DJI Pocket 3 vs Sony ZV-E1 for Filmmakers

DJI Pocket 3 vs Sony ZV-E1 for Filmmakers

I’ve been shooting with the Sony ZV-E1 for the last year. I’ve made countless reviews on YouTube and this website, and it’s one of the best cameras for videos I’ve ever used.

When I saw the DJI pocket 3, I knew it couldn’t replace the footage from my ZV-E1, but I was curious if the footage was good enough for my needs.

After using it for the past month, I’ve found that the footage is somewhat limited in comparison, but it still stands out as an incredible video camera for the value.

This is the best camera for low light video. It features a 12 mp full frame sensor that shoots 10 bit 4.2.2 4k 60/120 and s-log/cinetone.


The stabilization in the ZV-E1 and Pocket 3 is surprisingly similar. I tested all the footage with dynamic image stabilization with the ZV-E1 watching the video side-by-side I had a hard time telling the difference.

The footage wasn’t perfect, and both cameras wobble up and down when walking, but the Pocket 3 was the winner. It was less jittery, had better panning/tilting, and much more suitable for handhold work.

When panning with the Sony ZV-E1 it’s much hard to get clean results even when shooting at 60 fps and slowing down the footage.

You’re also going to get a lot more unique gimbal footage with the pocket 3. For example, the pocket 3 has a dedicated gimbal that has FPV mode, tilt lock, and follow. The ZV-E1 only stabilized footage.

The ZV-E1 is also limited when using off brand lenses. I noticed slightly worse video quality when using my Samyang lens when compared to a Sony native lens, but the difference was slight.


When it comes to portability and ergonomics, the Pocket 3 is the obvious winner. As the name implies, it’s pocketable. With the case on you can easily put it in your pocket and take it everywhere without looking like a videographer.

The ZV-E1 is the smallest mirrorless camera I’ve ever used, and while it’s not pocketable, it’s not the heavy either. It fits perfectly in a small bag, sling, strapped to your neck or capture clip, and It’s easy carry around on longer backpacking trips.

The reason I prefer the pocket 3 for portability is the handle grip. It’s much easier to hold for vlogging or briefcase mode, and that’s how I’m usually holding it. I also love that I can double press the joystick and the camera will return to a level position.

• SUPPLIED DATA:

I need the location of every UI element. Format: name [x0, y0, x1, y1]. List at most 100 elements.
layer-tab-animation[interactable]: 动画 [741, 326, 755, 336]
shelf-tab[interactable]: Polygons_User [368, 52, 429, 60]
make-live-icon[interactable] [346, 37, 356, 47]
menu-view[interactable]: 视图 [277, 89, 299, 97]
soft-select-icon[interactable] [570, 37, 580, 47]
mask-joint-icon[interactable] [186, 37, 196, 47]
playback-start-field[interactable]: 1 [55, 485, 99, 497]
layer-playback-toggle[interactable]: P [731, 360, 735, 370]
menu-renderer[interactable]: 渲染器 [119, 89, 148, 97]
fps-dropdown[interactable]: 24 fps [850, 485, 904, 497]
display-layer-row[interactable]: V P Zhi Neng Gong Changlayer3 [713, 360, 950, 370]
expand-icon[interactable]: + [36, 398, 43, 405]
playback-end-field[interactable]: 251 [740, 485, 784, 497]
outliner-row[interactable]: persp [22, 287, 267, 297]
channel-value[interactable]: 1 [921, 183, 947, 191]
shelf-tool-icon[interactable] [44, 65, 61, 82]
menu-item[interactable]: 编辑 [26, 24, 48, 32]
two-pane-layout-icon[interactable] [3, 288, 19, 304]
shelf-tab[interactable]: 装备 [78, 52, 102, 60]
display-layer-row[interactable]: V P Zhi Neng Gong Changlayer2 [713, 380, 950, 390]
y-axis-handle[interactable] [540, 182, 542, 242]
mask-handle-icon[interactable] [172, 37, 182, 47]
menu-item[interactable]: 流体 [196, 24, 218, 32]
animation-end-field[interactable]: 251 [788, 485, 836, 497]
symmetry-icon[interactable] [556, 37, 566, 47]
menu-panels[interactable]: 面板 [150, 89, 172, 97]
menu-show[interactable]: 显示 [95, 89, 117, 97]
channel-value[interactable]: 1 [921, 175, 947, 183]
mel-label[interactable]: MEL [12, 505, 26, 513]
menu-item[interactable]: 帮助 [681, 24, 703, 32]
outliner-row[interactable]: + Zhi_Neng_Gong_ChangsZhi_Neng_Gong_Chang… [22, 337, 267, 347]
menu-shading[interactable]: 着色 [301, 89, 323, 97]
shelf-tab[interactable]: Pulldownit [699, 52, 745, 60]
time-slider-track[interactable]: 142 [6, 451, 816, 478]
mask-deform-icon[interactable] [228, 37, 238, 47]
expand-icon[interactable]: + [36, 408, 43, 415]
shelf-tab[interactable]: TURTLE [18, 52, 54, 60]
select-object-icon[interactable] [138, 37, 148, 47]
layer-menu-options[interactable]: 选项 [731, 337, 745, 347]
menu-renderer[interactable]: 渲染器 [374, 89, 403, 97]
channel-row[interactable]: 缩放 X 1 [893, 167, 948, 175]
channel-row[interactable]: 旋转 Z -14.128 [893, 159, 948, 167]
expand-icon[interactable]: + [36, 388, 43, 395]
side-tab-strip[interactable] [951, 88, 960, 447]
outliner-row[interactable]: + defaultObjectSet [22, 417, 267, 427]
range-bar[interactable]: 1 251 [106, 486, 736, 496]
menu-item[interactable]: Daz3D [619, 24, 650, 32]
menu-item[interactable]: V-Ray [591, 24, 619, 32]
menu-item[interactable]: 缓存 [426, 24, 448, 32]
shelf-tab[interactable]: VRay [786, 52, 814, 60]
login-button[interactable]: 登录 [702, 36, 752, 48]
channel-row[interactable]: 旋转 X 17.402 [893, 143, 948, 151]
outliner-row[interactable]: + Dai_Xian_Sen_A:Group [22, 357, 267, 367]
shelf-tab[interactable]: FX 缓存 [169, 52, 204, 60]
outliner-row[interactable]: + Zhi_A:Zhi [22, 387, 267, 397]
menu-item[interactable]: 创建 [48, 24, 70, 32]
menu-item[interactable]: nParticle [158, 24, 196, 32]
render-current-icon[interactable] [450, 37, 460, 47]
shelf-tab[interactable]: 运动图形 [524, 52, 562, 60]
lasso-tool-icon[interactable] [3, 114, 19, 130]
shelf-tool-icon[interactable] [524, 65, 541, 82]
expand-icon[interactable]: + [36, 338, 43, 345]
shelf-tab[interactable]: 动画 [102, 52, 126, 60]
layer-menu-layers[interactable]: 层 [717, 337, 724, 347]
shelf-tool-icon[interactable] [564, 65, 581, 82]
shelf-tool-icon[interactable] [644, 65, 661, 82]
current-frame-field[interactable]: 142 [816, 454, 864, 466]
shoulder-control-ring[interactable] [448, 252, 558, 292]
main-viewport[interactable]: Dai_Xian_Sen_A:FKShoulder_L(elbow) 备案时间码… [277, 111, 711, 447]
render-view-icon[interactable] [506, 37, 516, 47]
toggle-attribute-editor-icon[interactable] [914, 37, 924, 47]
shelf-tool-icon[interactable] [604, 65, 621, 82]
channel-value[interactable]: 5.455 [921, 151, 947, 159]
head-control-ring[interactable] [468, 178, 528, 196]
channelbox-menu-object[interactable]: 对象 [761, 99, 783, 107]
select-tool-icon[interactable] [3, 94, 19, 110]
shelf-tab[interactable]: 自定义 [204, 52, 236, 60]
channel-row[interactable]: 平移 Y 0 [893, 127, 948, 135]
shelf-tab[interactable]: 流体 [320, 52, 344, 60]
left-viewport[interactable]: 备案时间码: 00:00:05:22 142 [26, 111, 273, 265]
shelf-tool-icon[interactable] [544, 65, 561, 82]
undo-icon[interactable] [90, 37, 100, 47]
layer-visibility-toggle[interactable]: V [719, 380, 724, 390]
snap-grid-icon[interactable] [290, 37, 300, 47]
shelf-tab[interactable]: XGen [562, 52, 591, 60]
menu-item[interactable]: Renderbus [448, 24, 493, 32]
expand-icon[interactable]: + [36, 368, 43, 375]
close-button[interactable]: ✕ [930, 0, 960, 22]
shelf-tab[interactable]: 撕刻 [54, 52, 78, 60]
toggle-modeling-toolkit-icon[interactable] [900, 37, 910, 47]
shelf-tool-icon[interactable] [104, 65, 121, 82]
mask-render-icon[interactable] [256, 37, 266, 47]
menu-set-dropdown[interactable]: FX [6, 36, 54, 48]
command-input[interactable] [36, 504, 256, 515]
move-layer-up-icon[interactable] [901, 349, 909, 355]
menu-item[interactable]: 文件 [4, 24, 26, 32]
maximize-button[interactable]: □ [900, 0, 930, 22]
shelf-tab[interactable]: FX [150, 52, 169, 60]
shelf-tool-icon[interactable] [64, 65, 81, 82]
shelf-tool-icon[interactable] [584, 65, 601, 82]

• SET OF TASKS:
**a.** According to the camera comparison, how long had the writer been shooting with the Sony ZV-E1?
**b.** In the camera comparison, take the part that opens with the words containing "The footage wasn’t" and closes with "only stabilized footage.", and swap "jittery" for "shaky".
**c.** Why does the camera comparison's writer prefer the Pocket 3 for portability?
The rows were drawn from a different source than the camera comparison.

• TASK ANSWERS:
**a.** For the last year.

**b.**
The footage wasn’t perfect, and both cameras wobble up and down when walking, but the Pocket 3 was the winner. It was less shaky, had better panning/tilting, and much more suitable for handhold work.

When panning with the Sony ZV-E1 it’s much hard to get clean results even when shooting at 60 fps and slowing down the footage.

You’re also going to get a lot more unique gimbal footage with the pocket 3. For example, the pocket 3 has a dedicated gimbal that has FPV mode, tilt lock, and follow. The ZV-E1 only stabilized footage.

**c.** The writer prefers it because of its handle grip. The grip makes it much easier to hold for vlogging or briefcase mode, which is how the writer usually holds it.